**Challenge**
Pictures in the data below are not part of the copy; transcribe everything else exactly.

START Data for this task

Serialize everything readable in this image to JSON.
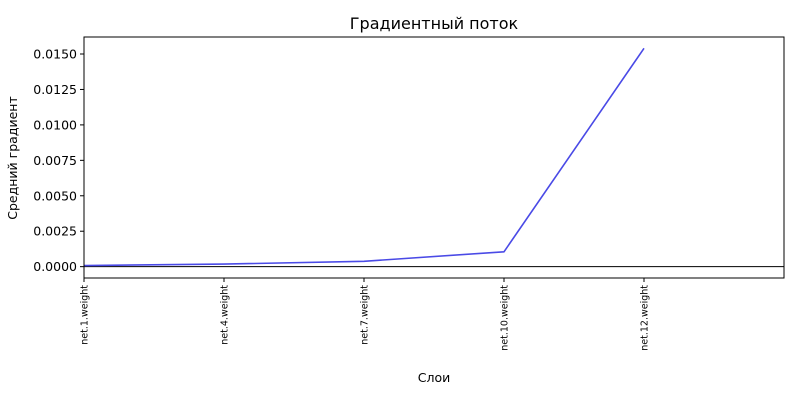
{
  "chart_data": {
    "type": "line",
    "title": "Градиентный поток",
    "xlabel": "Слои",
    "ylabel": "Средний градиент",
    "categories": [
      "net.1.weight",
      "net.4.weight",
      "net.7.weight",
      "net.10.weight",
      "net.12.weight"
    ],
    "series": [
      {
        "values": [
          8e-05,
          0.00018,
          0.00038,
          0.00105,
          0.0154
        ],
        "color": "#4a4ae6"
      }
    ],
    "ylim": [
      -0.0008,
      0.0162
    ],
    "yticks": [
      0.0,
      0.0025,
      0.005,
      0.0075,
      0.01,
      0.0125,
      0.015
    ],
    "ytick_labels": [
      "0.0000",
      "0.0025",
      "0.0050",
      "0.0075",
      "0.0100",
      "0.0125",
      "0.0150"
    ],
    "x_range": [
      0,
      5
    ],
    "hline": 0,
    "grid": false,
    "legend": "none"
  }
}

END Data for this task

**Result of this task**
Serialize everything readable in this image to JSON.
{
  "chart_data": {
    "type": "line",
    "title": "Градиентный поток",
    "xlabel": "Слои",
    "ylabel": "Средний градиент",
    "categories": [
      "net.1.weight",
      "net.4.weight",
      "net.7.weight",
      "net.10.weight",
      "net.12.weight"
    ],
    "series": [
      {
        "values": [
          8e-05,
          0.00018,
          0.00038,
          0.00105,
          0.0154
        ],
        "color": "#4a4ae6"
      }
    ],
    "ylim": [
      -0.0008,
      0.0162
    ],
    "yticks": [
      0.0,
      0.0025,
      0.005,
      0.0075,
      0.01,
      0.0125,
      0.015
    ],
    "ytick_labels": [
      "0.0000",
      "0.0025",
      "0.0050",
      "0.0075",
      "0.0100",
      "0.0125",
      "0.0150"
    ],
    "x_range": [
      0,
      5
    ],
    "hline": 0,
    "grid": false,
    "legend": "none"
  }
}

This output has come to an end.